## BEGIN Available data

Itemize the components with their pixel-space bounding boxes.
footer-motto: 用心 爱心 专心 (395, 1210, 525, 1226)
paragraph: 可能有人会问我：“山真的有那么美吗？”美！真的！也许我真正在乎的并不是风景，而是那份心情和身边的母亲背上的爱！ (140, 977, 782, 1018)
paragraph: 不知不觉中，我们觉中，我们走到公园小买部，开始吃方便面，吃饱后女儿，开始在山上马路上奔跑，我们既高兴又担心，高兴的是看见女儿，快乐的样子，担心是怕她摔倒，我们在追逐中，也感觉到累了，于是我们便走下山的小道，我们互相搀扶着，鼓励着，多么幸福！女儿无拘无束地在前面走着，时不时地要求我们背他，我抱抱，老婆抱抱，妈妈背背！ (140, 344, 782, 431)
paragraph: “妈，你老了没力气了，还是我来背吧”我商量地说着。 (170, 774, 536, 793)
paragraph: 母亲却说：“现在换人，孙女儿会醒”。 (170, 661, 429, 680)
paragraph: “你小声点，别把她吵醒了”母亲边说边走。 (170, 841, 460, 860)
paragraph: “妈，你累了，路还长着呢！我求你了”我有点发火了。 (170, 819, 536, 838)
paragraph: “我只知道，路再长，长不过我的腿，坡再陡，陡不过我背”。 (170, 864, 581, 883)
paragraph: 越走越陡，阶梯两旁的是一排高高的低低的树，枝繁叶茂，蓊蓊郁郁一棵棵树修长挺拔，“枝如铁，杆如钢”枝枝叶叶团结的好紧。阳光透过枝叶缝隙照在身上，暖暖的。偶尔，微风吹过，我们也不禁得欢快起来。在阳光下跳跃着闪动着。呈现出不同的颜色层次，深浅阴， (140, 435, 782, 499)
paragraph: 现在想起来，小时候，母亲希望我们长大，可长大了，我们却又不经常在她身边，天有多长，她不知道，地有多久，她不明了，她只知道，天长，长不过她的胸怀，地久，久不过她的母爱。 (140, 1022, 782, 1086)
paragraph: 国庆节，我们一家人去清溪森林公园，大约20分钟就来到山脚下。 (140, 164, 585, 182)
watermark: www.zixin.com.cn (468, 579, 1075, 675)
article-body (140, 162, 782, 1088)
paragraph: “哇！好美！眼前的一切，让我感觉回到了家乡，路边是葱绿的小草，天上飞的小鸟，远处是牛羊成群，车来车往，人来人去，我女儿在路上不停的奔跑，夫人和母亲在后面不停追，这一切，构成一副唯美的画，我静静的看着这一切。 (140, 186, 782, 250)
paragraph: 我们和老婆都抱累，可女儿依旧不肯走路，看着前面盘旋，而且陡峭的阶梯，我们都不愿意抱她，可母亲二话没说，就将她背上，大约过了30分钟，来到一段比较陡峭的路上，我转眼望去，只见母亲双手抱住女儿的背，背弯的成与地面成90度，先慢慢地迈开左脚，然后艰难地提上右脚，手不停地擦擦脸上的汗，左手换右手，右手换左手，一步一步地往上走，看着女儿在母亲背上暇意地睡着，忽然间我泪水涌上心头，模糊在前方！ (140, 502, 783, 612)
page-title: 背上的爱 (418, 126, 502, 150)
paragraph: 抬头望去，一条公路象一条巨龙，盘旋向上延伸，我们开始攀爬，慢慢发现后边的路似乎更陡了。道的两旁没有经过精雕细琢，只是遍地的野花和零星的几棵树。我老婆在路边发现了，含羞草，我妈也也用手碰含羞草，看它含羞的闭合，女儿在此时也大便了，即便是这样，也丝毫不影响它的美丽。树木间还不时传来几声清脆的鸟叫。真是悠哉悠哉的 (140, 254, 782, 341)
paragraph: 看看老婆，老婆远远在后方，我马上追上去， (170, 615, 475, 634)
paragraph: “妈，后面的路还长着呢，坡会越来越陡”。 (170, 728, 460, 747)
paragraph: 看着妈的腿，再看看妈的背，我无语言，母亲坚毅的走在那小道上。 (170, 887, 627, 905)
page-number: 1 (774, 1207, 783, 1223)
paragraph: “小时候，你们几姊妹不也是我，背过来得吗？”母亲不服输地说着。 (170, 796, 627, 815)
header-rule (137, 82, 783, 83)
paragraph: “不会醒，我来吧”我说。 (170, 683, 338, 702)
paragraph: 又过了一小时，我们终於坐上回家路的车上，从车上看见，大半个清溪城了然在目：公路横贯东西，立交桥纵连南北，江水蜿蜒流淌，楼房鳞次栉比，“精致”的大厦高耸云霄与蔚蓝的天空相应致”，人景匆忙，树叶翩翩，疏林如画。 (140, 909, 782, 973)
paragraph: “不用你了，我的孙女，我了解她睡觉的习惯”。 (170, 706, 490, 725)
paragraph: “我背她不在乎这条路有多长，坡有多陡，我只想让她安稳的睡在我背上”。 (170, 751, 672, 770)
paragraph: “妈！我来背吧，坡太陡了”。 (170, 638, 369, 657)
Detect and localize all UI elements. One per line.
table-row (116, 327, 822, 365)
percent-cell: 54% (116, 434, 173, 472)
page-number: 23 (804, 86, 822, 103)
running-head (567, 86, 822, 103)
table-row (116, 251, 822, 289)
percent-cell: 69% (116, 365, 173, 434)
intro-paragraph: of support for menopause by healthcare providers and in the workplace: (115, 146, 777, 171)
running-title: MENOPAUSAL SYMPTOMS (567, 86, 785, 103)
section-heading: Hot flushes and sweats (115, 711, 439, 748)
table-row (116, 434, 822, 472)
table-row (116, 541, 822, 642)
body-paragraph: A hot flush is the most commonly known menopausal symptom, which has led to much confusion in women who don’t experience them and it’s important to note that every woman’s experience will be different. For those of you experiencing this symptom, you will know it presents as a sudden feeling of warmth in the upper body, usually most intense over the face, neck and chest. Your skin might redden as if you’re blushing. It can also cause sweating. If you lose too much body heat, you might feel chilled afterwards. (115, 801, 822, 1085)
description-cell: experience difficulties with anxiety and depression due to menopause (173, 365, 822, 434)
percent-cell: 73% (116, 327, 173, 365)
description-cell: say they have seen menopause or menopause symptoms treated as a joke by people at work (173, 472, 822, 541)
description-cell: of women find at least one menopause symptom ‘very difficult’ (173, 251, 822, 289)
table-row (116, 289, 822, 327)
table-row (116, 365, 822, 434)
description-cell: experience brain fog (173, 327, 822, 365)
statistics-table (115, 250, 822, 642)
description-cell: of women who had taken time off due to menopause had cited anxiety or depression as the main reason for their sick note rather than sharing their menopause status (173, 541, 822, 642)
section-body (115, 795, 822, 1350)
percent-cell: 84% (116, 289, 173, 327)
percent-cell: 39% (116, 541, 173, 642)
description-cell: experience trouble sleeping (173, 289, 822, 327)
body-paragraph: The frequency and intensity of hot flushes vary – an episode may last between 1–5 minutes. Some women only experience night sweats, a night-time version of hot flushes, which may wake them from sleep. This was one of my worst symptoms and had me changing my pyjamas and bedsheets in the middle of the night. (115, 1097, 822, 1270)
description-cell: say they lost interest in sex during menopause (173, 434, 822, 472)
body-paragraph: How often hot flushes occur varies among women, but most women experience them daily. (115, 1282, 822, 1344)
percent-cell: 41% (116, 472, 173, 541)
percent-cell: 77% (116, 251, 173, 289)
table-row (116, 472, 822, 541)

## END Available data

> Objective: Can you turn every line of the data above into a numbered list, leaving out any blank lines?

> Exercise answer:
1. Itemize the components with their pixel-space bounding boxes.
2. footer-motto: 用心 爱心 专心 (395, 1210, 525, 1226)
3. paragraph: 可能有人会问我：“山真的有那么美吗？”美！真的！也许我真正在乎的并不是风景，而是那份心情和身边的母亲背上的爱！ (140, 977, 782, 1018)
4. paragraph: 不知不觉中，我们觉中，我们走到公园小买部，开始吃方便面，吃饱后女儿，开始在山上马路上奔跑，我们既高兴又担心，高兴的是看见女儿，快乐的样子，担心是怕她摔倒，我们在追逐中，也感觉到累了，于是我们便走下山的小道，我们互相搀扶着，鼓励着，多么幸福！女儿无拘无束地在前面走着，时不时地要求我们背他，我抱抱，老婆抱抱，妈妈背背！ (140, 344, 782, 431)
5. paragraph: “妈，你老了没力气了，还是我来背吧”我商量地说着。 (170, 774, 536, 793)
6. paragraph: 母亲却说：“现在换人，孙女儿会醒”。 (170, 661, 429, 680)
7. paragraph: “你小声点，别把她吵醒了”母亲边说边走。 (170, 841, 460, 860)
8. paragraph: “妈，你累了，路还长着呢！我求你了”我有点发火了。 (170, 819, 536, 838)
9. paragraph: “我只知道，路再长，长不过我的腿，坡再陡，陡不过我背”。 (170, 864, 581, 883)
10. paragraph: 越走越陡，阶梯两旁的是一排高高的低低的树，枝繁叶茂，蓊蓊郁郁一棵棵树修长挺拔，“枝如铁，杆如钢”枝枝叶叶团结的好紧。阳光透过枝叶缝隙照在身上，暖暖的。偶尔，微风吹过，我们也不禁得欢快起来。在阳光下跳跃着闪动着。呈现出不同的颜色层次，深浅阴， (140, 435, 782, 499)
11. paragraph: 现在想起来，小时候，母亲希望我们长大，可长大了，我们却又不经常在她身边，天有多长，她不知道，地有多久，她不明了，她只知道，天长，长不过她的胸怀，地久，久不过她的母爱。 (140, 1022, 782, 1086)
12. paragraph: 国庆节，我们一家人去清溪森林公园，大约20分钟就来到山脚下。 (140, 164, 585, 182)
13. watermark: www.zixin.com.cn (468, 579, 1075, 675)
14. article-body (140, 162, 782, 1088)
15. paragraph: “哇！好美！眼前的一切，让我感觉回到了家乡，路边是葱绿的小草，天上飞的小鸟，远处是牛羊成群，车来车往，人来人去，我女儿在路上不停的奔跑，夫人和母亲在后面不停追，这一切，构成一副唯美的画，我静静的看着这一切。 (140, 186, 782, 250)
16. paragraph: 我们和老婆都抱累，可女儿依旧不肯走路，看着前面盘旋，而且陡峭的阶梯，我们都不愿意抱她，可母亲二话没说，就将她背上，大约过了30分钟，来到一段比较陡峭的路上，我转眼望去，只见母亲双手抱住女儿的背，背弯的成与地面成90度，先慢慢地迈开左脚，然后艰难地提上右脚，手不停地擦擦脸上的汗，左手换右手，右手换左手，一步一步地往上走，看着女儿在母亲背上暇意地睡着，忽然间我泪水涌上心头，模糊在前方！ (140, 502, 783, 612)
17. page-title: 背上的爱 (418, 126, 502, 150)
18. paragraph: 抬头望去，一条公路象一条巨龙，盘旋向上延伸，我们开始攀爬，慢慢发现后边的路似乎更陡了。道的两旁没有经过精雕细琢，只是遍地的野花和零星的几棵树。我老婆在路边发现了，含羞草，我妈也也用手碰含羞草，看它含羞的闭合，女儿在此时也大便了，即便是这样，也丝毫不影响它的美丽。树木间还不时传来几声清脆的鸟叫。真是悠哉悠哉的 (140, 254, 782, 341)
19. paragraph: 看看老婆，老婆远远在后方，我马上追上去， (170, 615, 475, 634)
20. paragraph: “妈，后面的路还长着呢，坡会越来越陡”。 (170, 728, 460, 747)
21. paragraph: 看着妈的腿，再看看妈的背，我无语言，母亲坚毅的走在那小道上。 (170, 887, 627, 905)
22. page-number: 1 (774, 1207, 783, 1223)
23. paragraph: “小时候，你们几姊妹不也是我，背过来得吗？”母亲不服输地说着。 (170, 796, 627, 815)
24. header-rule (137, 82, 783, 83)
25. paragraph: “不会醒，我来吧”我说。 (170, 683, 338, 702)
26. paragraph: 又过了一小时，我们终於坐上回家路的车上，从车上看见，大半个清溪城了然在目：公路横贯东西，立交桥纵连南北，江水蜿蜒流淌，楼房鳞次栉比，“精致”的大厦高耸云霄与蔚蓝的天空相应致”，人景匆忙，树叶翩翩，疏林如画。 (140, 909, 782, 973)
27. paragraph: “不用你了，我的孙女，我了解她睡觉的习惯”。 (170, 706, 490, 725)
28. paragraph: “我背她不在乎这条路有多长，坡有多陡，我只想让她安稳的睡在我背上”。 (170, 751, 672, 770)
29. paragraph: “妈！我来背吧，坡太陡了”。 (170, 638, 369, 657)
30. Detect and localize all UI elements. One per line.
31. table-row (116, 327, 822, 365)
32. percent-cell: 54% (116, 434, 173, 472)
33. page-number: 23 (804, 86, 822, 103)
34. running-head (567, 86, 822, 103)
35. table-row (116, 251, 822, 289)
36. percent-cell: 69% (116, 365, 173, 434)
37. intro-paragraph: of support for menopause by healthcare providers and in the workplace: (115, 146, 777, 171)
38. running-title: MENOPAUSAL SYMPTOMS (567, 86, 785, 103)
39. section-heading: Hot flushes and sweats (115, 711, 439, 748)
40. table-row (116, 434, 822, 472)
41. table-row (116, 541, 822, 642)
42. body-paragraph: A hot flush is the most commonly known menopausal symptom, which has led to much confusion in women who don’t experience them and it’s important to note that every woman’s experience will be different. For those of you experiencing this symptom, you will know it presents as a sudden feeling of warmth in the upper body, usually most intense over the face, neck and chest. Your skin might redden as if you’re blushing. It can also cause sweating. If you lose too much body heat, you might feel chilled afterwards. (115, 801, 822, 1085)
43. description-cell: experience difficulties with anxiety and depression due to menopause (173, 365, 822, 434)
44. percent-cell: 73% (116, 327, 173, 365)
45. description-cell: say they have seen menopause or menopause symptoms treated as a joke by people at work (173, 472, 822, 541)
46. description-cell: of women find at least one menopause symptom ‘very difficult’ (173, 251, 822, 289)
47. table-row (116, 289, 822, 327)
48. table-row (116, 365, 822, 434)
49. description-cell: experience brain fog (173, 327, 822, 365)
50. statistics-table (115, 250, 822, 642)
51. description-cell: of women who had taken time off due to menopause had cited anxiety or depression as the main reason for their sick note rather than sharing their menopause status (173, 541, 822, 642)
52. section-body (115, 795, 822, 1350)
53. percent-cell: 84% (116, 289, 173, 327)
54. percent-cell: 39% (116, 541, 173, 642)
55. description-cell: experience trouble sleeping (173, 289, 822, 327)
56. body-paragraph: The frequency and intensity of hot flushes vary – an episode may last between 1–5 minutes. Some women only experience night sweats, a night-time version of hot flushes, which may wake them from sleep. This was one of my worst symptoms and had me changing my pyjamas and bedsheets in the middle of the night. (115, 1097, 822, 1270)
57. description-cell: say they lost interest in sex during menopause (173, 434, 822, 472)
58. body-paragraph: How often hot flushes occur varies among women, but most women experience them daily. (115, 1282, 822, 1344)
59. percent-cell: 41% (116, 472, 173, 541)
60. percent-cell: 77% (116, 251, 173, 289)
61. table-row (116, 472, 822, 541)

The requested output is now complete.